[Work instructions] Below is a listing. Gather each line of it that contains "domination".

[Dataset entries]
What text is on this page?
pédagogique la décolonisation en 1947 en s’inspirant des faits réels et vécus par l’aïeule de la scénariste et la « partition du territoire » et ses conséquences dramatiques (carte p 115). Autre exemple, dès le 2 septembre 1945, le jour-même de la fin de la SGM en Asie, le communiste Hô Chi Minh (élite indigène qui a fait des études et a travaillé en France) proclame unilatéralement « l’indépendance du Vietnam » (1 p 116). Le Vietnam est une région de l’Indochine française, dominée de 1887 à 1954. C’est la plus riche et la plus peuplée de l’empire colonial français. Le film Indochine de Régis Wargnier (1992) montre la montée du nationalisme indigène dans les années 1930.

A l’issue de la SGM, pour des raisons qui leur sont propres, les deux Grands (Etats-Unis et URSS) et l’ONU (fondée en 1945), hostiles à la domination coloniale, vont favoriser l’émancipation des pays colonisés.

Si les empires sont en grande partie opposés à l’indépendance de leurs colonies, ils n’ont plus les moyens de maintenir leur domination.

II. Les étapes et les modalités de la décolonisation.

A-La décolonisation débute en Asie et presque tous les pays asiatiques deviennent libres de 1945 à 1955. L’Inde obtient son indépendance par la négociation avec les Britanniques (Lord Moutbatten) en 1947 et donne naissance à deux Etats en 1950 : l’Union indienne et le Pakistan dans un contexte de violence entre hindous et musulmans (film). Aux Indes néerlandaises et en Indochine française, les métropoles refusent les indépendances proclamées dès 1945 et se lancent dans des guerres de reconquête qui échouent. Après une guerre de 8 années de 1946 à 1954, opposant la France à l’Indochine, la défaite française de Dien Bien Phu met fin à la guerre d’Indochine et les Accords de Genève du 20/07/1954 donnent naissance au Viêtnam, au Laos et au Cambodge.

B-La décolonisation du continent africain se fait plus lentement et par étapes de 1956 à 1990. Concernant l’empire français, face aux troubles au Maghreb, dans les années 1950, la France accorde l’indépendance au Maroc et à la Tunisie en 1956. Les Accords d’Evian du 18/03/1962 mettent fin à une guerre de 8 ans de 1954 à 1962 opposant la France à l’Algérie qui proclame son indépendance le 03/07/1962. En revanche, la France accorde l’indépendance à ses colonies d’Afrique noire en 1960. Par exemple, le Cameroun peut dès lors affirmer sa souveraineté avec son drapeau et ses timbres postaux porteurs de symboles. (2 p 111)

[Solution]
A l’issue de la SGM, pour des raisons qui leur sont propres, les deux Grands (Etats-Unis et URSS) et l’ONU (fondée en 1945), hostiles à la domination coloniale, vont favoriser l’émancipation des pays colonisés.
Si les empires sont en grande partie opposés à l’indépendance de leurs colonies, ils n’ont plus les moyens de maintenir leur domination.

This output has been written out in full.